Figure collection entries
════════════════
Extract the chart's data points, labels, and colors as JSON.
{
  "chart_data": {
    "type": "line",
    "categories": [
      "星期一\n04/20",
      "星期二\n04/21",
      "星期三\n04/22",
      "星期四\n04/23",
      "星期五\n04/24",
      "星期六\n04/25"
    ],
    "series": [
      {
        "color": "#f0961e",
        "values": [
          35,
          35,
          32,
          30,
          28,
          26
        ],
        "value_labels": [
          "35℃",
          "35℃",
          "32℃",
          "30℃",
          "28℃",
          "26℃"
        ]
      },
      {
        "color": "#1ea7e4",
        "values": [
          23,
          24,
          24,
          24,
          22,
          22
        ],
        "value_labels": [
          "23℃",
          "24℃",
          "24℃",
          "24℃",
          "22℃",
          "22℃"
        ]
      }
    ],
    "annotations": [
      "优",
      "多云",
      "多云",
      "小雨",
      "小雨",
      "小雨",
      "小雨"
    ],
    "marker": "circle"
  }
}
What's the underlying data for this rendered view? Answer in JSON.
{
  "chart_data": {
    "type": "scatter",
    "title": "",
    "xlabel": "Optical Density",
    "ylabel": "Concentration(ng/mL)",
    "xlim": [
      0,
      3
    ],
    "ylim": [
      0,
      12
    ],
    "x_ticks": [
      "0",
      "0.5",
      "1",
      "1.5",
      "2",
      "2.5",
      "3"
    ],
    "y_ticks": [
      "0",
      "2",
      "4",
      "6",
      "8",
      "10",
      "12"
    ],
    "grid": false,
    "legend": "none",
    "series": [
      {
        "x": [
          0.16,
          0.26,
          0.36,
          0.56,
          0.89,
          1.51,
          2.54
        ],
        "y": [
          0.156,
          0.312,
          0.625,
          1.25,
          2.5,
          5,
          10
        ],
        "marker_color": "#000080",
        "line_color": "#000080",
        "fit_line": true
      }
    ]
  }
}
════════════════
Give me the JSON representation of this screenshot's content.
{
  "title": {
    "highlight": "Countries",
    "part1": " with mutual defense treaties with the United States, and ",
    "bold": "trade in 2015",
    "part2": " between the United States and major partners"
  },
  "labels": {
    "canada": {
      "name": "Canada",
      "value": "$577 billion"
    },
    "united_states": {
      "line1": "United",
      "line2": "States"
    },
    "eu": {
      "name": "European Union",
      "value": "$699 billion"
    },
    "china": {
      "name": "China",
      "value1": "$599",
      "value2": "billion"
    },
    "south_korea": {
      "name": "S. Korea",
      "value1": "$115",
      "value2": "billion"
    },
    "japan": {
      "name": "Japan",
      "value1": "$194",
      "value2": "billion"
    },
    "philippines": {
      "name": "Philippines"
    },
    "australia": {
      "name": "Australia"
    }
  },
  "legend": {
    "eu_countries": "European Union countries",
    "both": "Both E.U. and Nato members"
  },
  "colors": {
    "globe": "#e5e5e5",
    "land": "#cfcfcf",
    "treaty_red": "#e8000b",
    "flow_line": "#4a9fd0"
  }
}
════════════════
■ EXERCISE GOAL
In the records above, locate the lines holding the word "European". Copy each of them.

■ EXERCISE RESULT
      "name": "European Union",
    "eu_countries": "European Union countries",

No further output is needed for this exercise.